** Begin RAW DATA **
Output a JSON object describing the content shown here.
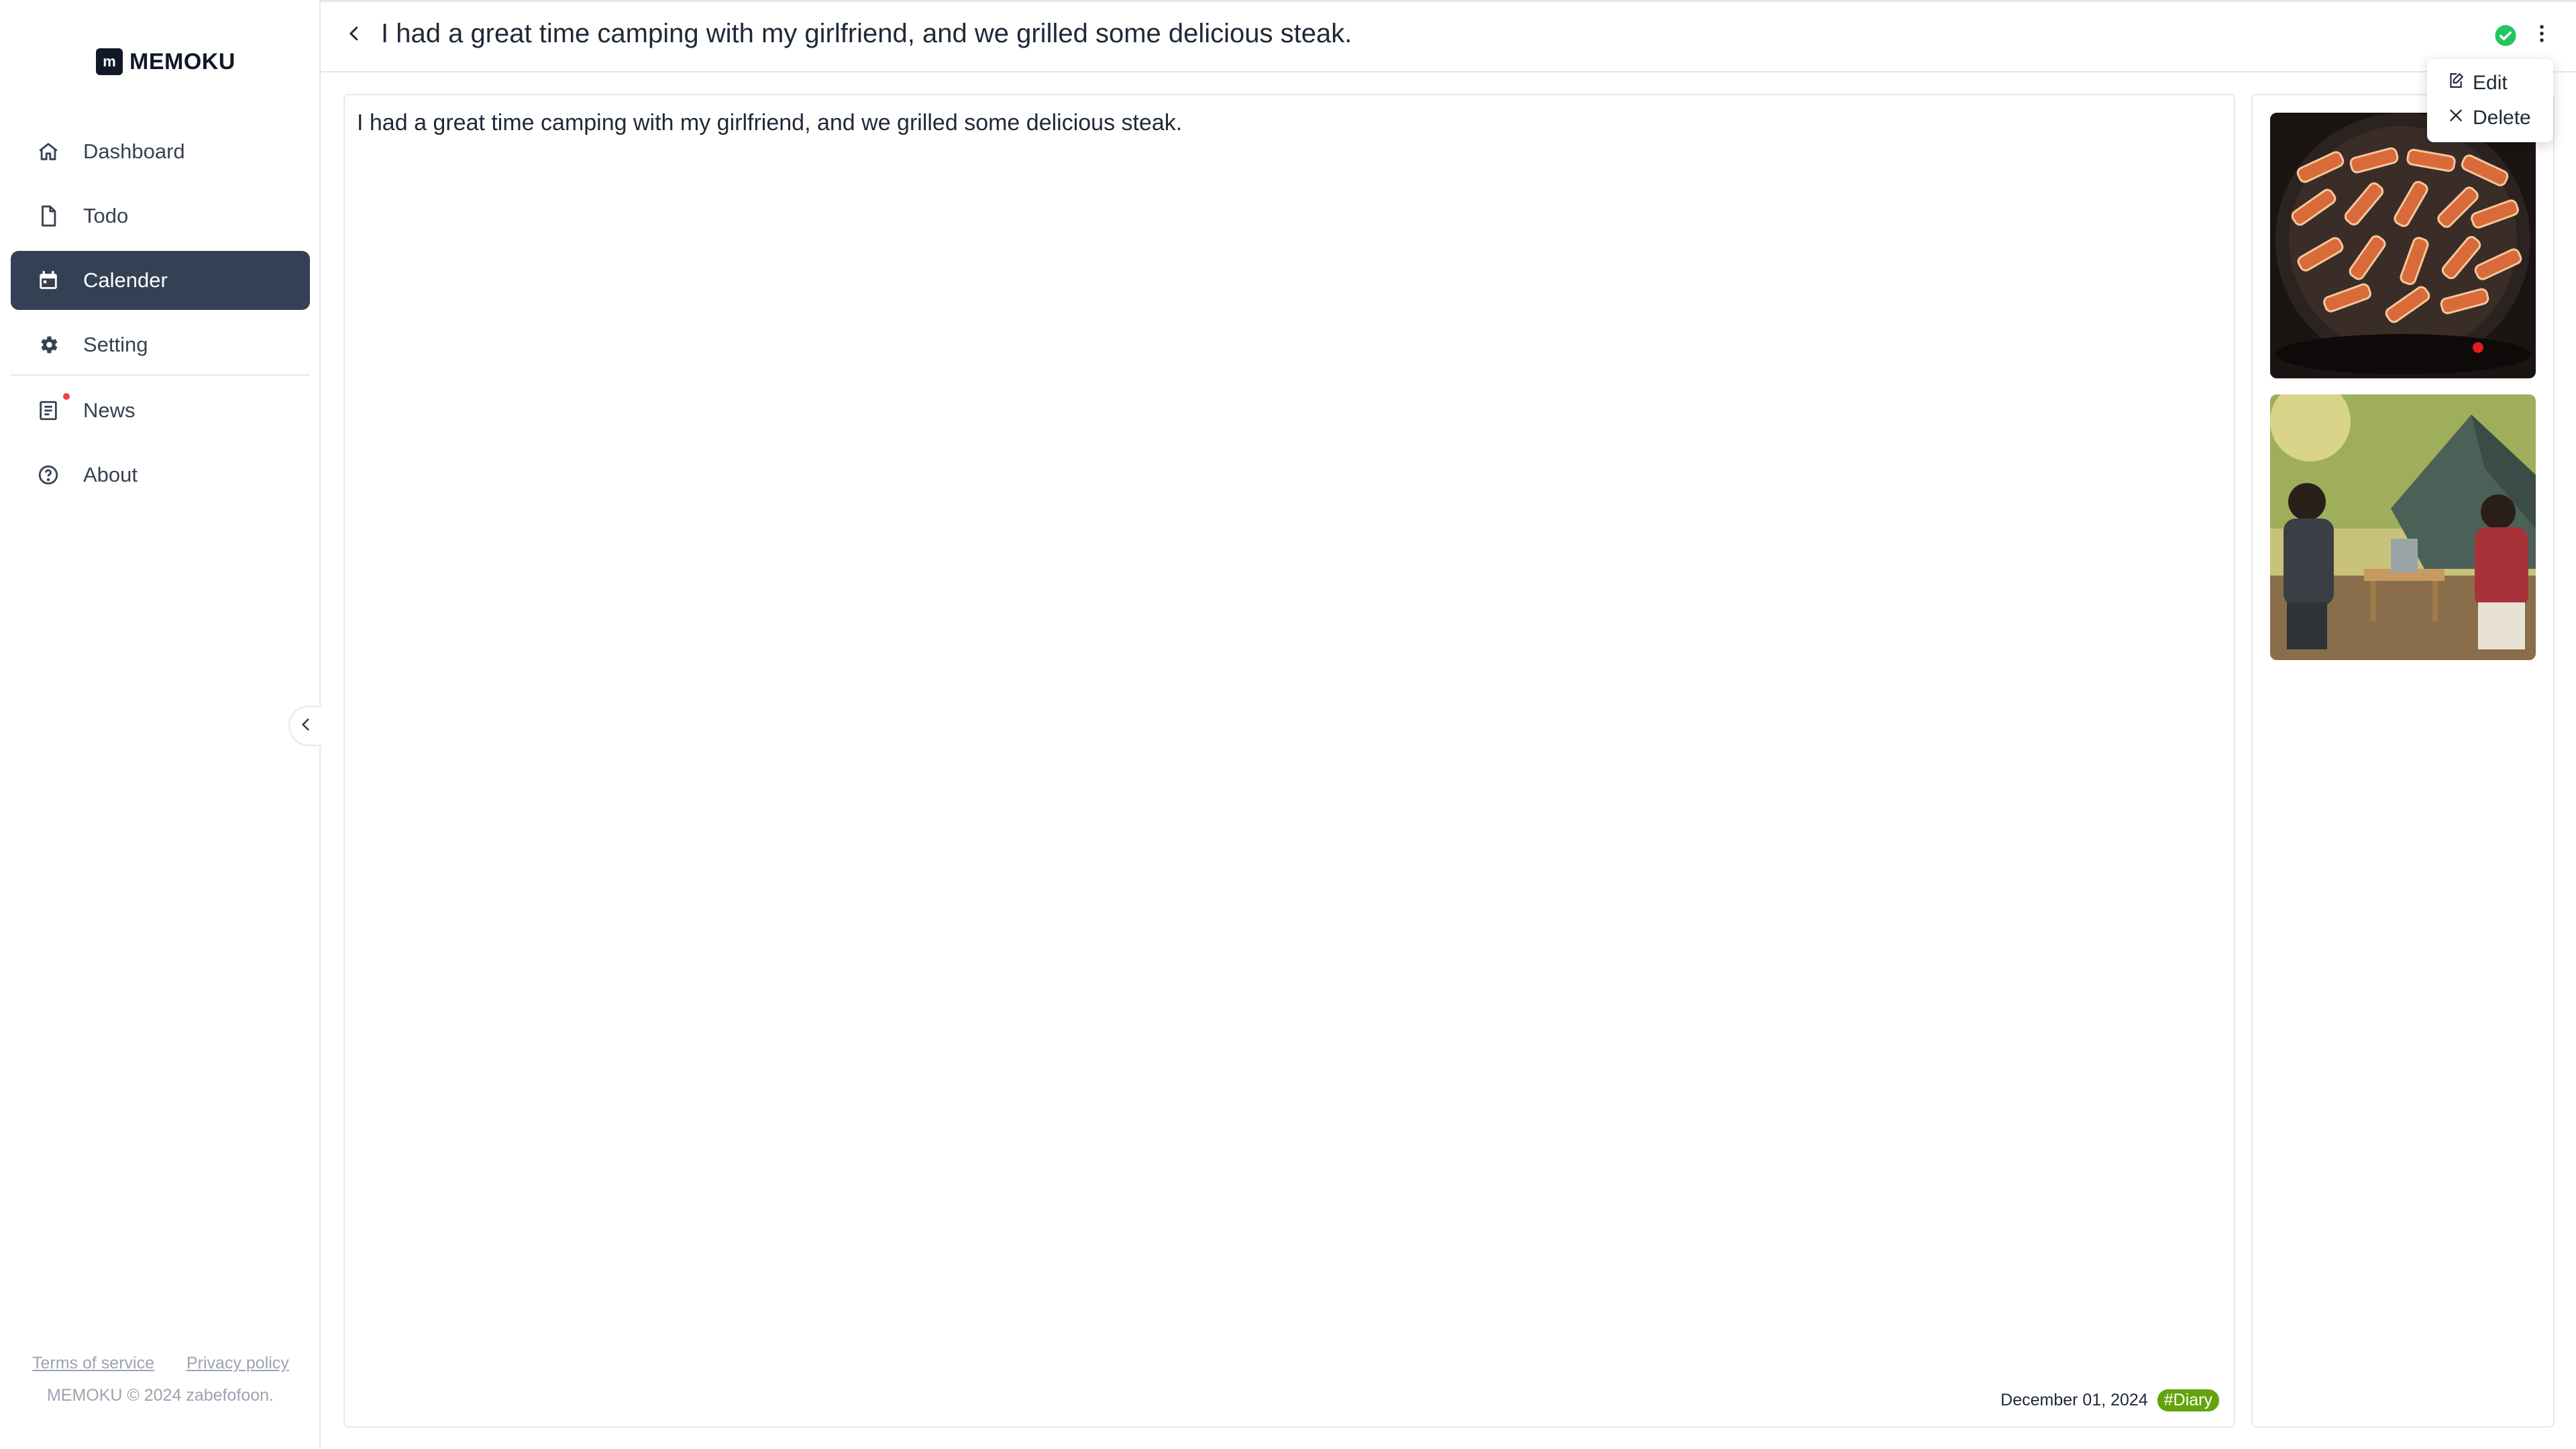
{
  "app": {
    "logo_mark": "m",
    "name": "MEMOKU"
  },
  "sidebar": {
    "items": [
      {
        "label": "Dashboard",
        "icon": "home-icon"
      },
      {
        "label": "Todo",
        "icon": "file-icon"
      },
      {
        "label": "Calender",
        "icon": "calendar-icon",
        "active": true
      },
      {
        "label": "Setting",
        "icon": "gear-icon"
      },
      {
        "label": "News",
        "icon": "newspaper-icon",
        "has_notification": true
      },
      {
        "label": "About",
        "icon": "help-circle-icon"
      }
    ],
    "footer": {
      "terms": "Terms of service",
      "privacy": "Privacy policy",
      "copyright": "MEMOKU © 2024 zabefofoon."
    }
  },
  "header": {
    "title": "I had a great time camping with my girlfriend, and we grilled some delicious steak.",
    "status_icon": "check-circle-icon",
    "status_color": "#22c55e"
  },
  "entry": {
    "text": "I had a great time camping with my girlfriend, and we grilled some delicious steak.",
    "date": "December 01, 2024",
    "tag": "#Diary",
    "tag_color": "#65a30d"
  },
  "dropdown": {
    "edit_label": "Edit",
    "delete_label": "Delete"
  },
  "images": [
    {
      "depicts": "grilled steak on round grill"
    },
    {
      "depicts": "couple camping near tent"
    }
  ],
  "colors": {
    "active_nav": "#334155",
    "accent": "#22c55e"
  }
}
** End RAW DATA **
Reproduce the records verbatim, omitting all images they contain.

> _WRITTEN RESPONSE_
Output a JSON object describing the content shown here.
{
  "app": {
    "logo_mark": "m",
    "name": "MEMOKU"
  },
  "sidebar": {
    "items": [
      {
        "label": "Dashboard",
        "icon": "home-icon"
      },
      {
        "label": "Todo",
        "icon": "file-icon"
      },
      {
        "label": "Calender",
        "icon": "calendar-icon",
        "active": true
      },
      {
        "label": "Setting",
        "icon": "gear-icon"
      },
      {
        "label": "News",
        "icon": "newspaper-icon",
        "has_notification": true
      },
      {
        "label": "About",
        "icon": "help-circle-icon"
      }
    ],
    "footer": {
      "terms": "Terms of service",
      "privacy": "Privacy policy",
      "copyright": "MEMOKU © 2024 zabefofoon."
    }
  },
  "header": {
    "title": "I had a great time camping with my girlfriend, and we grilled some delicious steak.",
    "status_icon": "check-circle-icon",
    "status_color": "#22c55e"
  },
  "entry": {
    "text": "I had a great time camping with my girlfriend, and we grilled some delicious steak.",
    "date": "December 01, 2024",
    "tag": "#Diary",
    "tag_color": "#65a30d"
  },
  "dropdown": {
    "edit_label": "Edit",
    "delete_label": "Delete"
  },
  "images": [
    {
      "depicts": "grilled steak on round grill"
    },
    {
      "depicts": "couple camping near tent"
    }
  ],
  "colors": {
    "active_nav": "#334155",
    "accent": "#22c55e"
  }
}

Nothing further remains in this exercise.